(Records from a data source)
==*==
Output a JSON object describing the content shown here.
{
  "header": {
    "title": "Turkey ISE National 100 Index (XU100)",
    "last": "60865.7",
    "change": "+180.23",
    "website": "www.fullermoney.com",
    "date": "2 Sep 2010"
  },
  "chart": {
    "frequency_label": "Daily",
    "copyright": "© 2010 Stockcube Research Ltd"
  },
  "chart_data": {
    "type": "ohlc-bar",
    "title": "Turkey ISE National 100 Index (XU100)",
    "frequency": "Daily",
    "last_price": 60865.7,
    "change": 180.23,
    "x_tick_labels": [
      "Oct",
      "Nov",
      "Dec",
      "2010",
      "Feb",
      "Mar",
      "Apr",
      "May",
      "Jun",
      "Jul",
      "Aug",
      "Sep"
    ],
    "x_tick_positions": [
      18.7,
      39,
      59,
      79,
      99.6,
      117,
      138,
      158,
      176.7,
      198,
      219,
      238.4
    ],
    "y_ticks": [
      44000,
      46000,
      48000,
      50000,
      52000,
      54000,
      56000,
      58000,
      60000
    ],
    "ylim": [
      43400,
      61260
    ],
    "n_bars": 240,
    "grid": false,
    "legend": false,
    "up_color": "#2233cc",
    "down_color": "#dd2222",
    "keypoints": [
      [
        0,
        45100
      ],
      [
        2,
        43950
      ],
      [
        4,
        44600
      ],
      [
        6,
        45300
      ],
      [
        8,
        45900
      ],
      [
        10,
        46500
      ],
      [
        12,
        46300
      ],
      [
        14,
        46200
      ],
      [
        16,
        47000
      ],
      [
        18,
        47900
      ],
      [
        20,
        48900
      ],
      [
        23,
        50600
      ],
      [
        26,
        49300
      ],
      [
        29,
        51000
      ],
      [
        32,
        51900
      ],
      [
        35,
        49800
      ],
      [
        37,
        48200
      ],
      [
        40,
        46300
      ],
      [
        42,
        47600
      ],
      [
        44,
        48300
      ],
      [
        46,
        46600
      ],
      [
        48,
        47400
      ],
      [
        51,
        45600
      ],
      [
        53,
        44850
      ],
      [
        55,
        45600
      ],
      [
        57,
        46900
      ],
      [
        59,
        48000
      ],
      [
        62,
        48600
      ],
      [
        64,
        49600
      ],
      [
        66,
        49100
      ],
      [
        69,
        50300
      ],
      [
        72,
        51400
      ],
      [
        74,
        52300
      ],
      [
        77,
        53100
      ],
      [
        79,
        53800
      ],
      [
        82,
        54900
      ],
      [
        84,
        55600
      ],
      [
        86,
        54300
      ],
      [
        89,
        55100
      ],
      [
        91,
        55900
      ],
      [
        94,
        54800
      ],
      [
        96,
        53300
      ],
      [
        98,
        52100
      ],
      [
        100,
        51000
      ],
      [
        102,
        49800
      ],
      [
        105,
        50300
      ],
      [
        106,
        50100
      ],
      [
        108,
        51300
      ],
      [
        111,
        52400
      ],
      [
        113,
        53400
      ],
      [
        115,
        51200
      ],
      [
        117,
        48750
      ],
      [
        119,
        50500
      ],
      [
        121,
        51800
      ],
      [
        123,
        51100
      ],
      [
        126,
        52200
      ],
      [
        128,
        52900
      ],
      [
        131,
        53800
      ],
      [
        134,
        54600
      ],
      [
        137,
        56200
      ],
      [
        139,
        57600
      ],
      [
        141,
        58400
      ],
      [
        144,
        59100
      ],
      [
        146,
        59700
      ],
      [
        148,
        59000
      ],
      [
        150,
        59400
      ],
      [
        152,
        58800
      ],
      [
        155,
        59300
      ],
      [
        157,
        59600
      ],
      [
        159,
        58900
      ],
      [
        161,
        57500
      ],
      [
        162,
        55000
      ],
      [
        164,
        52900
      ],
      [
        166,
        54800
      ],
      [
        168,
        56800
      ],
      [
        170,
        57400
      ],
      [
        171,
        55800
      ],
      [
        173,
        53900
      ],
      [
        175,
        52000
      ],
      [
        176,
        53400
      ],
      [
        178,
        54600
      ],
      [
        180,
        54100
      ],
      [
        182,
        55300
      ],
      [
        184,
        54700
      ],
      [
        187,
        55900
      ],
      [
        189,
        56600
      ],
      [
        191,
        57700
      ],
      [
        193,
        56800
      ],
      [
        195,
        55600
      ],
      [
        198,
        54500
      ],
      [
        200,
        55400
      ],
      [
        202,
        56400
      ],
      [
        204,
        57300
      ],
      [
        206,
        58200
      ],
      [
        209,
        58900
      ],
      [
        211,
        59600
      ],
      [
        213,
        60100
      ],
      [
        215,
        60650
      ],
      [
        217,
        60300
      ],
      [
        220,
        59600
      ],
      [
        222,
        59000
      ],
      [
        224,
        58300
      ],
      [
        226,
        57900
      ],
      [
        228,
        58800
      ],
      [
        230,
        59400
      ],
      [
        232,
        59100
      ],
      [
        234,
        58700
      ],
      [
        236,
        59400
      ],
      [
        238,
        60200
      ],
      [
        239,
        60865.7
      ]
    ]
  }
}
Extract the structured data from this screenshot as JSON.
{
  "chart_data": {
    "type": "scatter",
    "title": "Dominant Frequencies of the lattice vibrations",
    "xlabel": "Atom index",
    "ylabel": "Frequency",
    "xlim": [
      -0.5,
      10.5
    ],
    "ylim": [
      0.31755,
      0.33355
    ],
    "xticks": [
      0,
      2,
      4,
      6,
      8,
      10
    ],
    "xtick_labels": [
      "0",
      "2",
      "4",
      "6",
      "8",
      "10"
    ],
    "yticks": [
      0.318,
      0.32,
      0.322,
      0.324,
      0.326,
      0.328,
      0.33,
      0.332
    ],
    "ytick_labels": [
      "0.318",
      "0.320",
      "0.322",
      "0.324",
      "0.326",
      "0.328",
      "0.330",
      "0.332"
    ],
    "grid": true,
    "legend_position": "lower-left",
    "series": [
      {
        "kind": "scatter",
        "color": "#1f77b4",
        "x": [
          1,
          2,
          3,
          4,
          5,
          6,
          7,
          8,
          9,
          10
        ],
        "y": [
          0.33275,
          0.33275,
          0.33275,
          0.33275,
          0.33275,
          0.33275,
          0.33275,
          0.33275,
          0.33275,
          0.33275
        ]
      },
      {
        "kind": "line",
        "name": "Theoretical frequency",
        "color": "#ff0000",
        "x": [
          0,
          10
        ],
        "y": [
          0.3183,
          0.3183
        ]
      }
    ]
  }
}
==*==
Problem requirements: Every line above should be retyped exactly as given.

Solved exercise:
Output a JSON object describing the content shown here.
{
  "header": {
    "title": "Turkey ISE National 100 Index (XU100)",
    "last": "60865.7",
    "change": "+180.23",
    "website": "www.fullermoney.com",
    "date": "2 Sep 2010"
  },
  "chart": {
    "frequency_label": "Daily",
    "copyright": "© 2010 Stockcube Research Ltd"
  },
  "chart_data": {
    "type": "ohlc-bar",
    "title": "Turkey ISE National 100 Index (XU100)",
    "frequency": "Daily",
    "last_price": 60865.7,
    "change": 180.23,
    "x_tick_labels": [
      "Oct",
      "Nov",
      "Dec",
      "2010",
      "Feb",
      "Mar",
      "Apr",
      "May",
      "Jun",
      "Jul",
      "Aug",
      "Sep"
    ],
    "x_tick_positions": [
      18.7,
      39,
      59,
      79,
      99.6,
      117,
      138,
      158,
      176.7,
      198,
      219,
      238.4
    ],
    "y_ticks": [
      44000,
      46000,
      48000,
      50000,
      52000,
      54000,
      56000,
      58000,
      60000
    ],
    "ylim": [
      43400,
      61260
    ],
    "n_bars": 240,
    "grid": false,
    "legend": false,
    "up_color": "#2233cc",
    "down_color": "#dd2222",
    "keypoints": [
      [
        0,
        45100
      ],
      [
        2,
        43950
      ],
      [
        4,
        44600
      ],
      [
        6,
        45300
      ],
      [
        8,
        45900
      ],
      [
        10,
        46500
      ],
      [
        12,
        46300
      ],
      [
        14,
        46200
      ],
      [
        16,
        47000
      ],
      [
        18,
        47900
      ],
      [
        20,
        48900
      ],
      [
        23,
        50600
      ],
      [
        26,
        49300
      ],
      [
        29,
        51000
      ],
      [
        32,
        51900
      ],
      [
        35,
        49800
      ],
      [
        37,
        48200
      ],
      [
        40,
        46300
      ],
      [
        42,
        47600
      ],
      [
        44,
        48300
      ],
      [
        46,
        46600
      ],
      [
        48,
        47400
      ],
      [
        51,
        45600
      ],
      [
        53,
        44850
      ],
      [
        55,
        45600
      ],
      [
        57,
        46900
      ],
      [
        59,
        48000
      ],
      [
        62,
        48600
      ],
      [
        64,
        49600
      ],
      [
        66,
        49100
      ],
      [
        69,
        50300
      ],
      [
        72,
        51400
      ],
      [
        74,
        52300
      ],
      [
        77,
        53100
      ],
      [
        79,
        53800
      ],
      [
        82,
        54900
      ],
      [
        84,
        55600
      ],
      [
        86,
        54300
      ],
      [
        89,
        55100
      ],
      [
        91,
        55900
      ],
      [
        94,
        54800
      ],
      [
        96,
        53300
      ],
      [
        98,
        52100
      ],
      [
        100,
        51000
      ],
      [
        102,
        49800
      ],
      [
        105,
        50300
      ],
      [
        106,
        50100
      ],
      [
        108,
        51300
      ],
      [
        111,
        52400
      ],
      [
        113,
        53400
      ],
      [
        115,
        51200
      ],
      [
        117,
        48750
      ],
      [
        119,
        50500
      ],
      [
        121,
        51800
      ],
      [
        123,
        51100
      ],
      [
        126,
        52200
      ],
      [
        128,
        52900
      ],
      [
        131,
        53800
      ],
      [
        134,
        54600
      ],
      [
        137,
        56200
      ],
      [
        139,
        57600
      ],
      [
        141,
        58400
      ],
      [
        144,
        59100
      ],
      [
        146,
        59700
      ],
      [
        148,
        59000
      ],
      [
        150,
        59400
      ],
      [
        152,
        58800
      ],
      [
        155,
        59300
      ],
      [
        157,
        59600
      ],
      [
        159,
        58900
      ],
      [
        161,
        57500
      ],
      [
        162,
        55000
      ],
      [
        164,
        52900
      ],
      [
        166,
        54800
      ],
      [
        168,
        56800
      ],
      [
        170,
        57400
      ],
      [
        171,
        55800
      ],
      [
        173,
        53900
      ],
      [
        175,
        52000
      ],
      [
        176,
        53400
      ],
      [
        178,
        54600
      ],
      [
        180,
        54100
      ],
      [
        182,
        55300
      ],
      [
        184,
        54700
      ],
      [
        187,
        55900
      ],
      [
        189,
        56600
      ],
      [
        191,
        57700
      ],
      [
        193,
        56800
      ],
      [
        195,
        55600
      ],
      [
        198,
        54500
      ],
      [
        200,
        55400
      ],
      [
        202,
        56400
      ],
      [
        204,
        57300
      ],
      [
        206,
        58200
      ],
      [
        209,
        58900
      ],
      [
        211,
        59600
      ],
      [
        213,
        60100
      ],
      [
        215,
        60650
      ],
      [
        217,
        60300
      ],
      [
        220,
        59600
      ],
      [
        222,
        59000
      ],
      [
        224,
        58300
      ],
      [
        226,
        57900
      ],
      [
        228,
        58800
      ],
      [
        230,
        59400
      ],
      [
        232,
        59100
      ],
      [
        234,
        58700
      ],
      [
        236,
        59400
      ],
      [
        238,
        60200
      ],
      [
        239,
        60865.7
      ]
    ]
  }
}
Extract the structured data from this screenshot as JSON.
{
  "chart_data": {
    "type": "scatter",
    "title": "Dominant Frequencies of the lattice vibrations",
    "xlabel": "Atom index",
    "ylabel": "Frequency",
    "xlim": [
      -0.5,
      10.5
    ],
    "ylim": [
      0.31755,
      0.33355
    ],
    "xticks": [
      0,
      2,
      4,
      6,
      8,
      10
    ],
    "xtick_labels": [
      "0",
      "2",
      "4",
      "6",
      "8",
      "10"
    ],
    "yticks": [
      0.318,
      0.32,
      0.322,
      0.324,
      0.326,
      0.328,
      0.33,
      0.332
    ],
    "ytick_labels": [
      "0.318",
      "0.320",
      "0.322",
      "0.324",
      "0.326",
      "0.328",
      "0.330",
      "0.332"
    ],
    "grid": true,
    "legend_position": "lower-left",
    "series": [
      {
        "kind": "scatter",
        "color": "#1f77b4",
        "x": [
          1,
          2,
          3,
          4,
          5,
          6,
          7,
          8,
          9,
          10
        ],
        "y": [
          0.33275,
          0.33275,
          0.33275,
          0.33275,
          0.33275,
          0.33275,
          0.33275,
          0.33275,
          0.33275,
          0.33275
        ]
      },
      {
        "kind": "line",
        "name": "Theoretical frequency",
        "color": "#ff0000",
        "x": [
          0,
          10
        ],
        "y": [
          0.3183,
          0.3183
        ]
      }
    ]
  }
}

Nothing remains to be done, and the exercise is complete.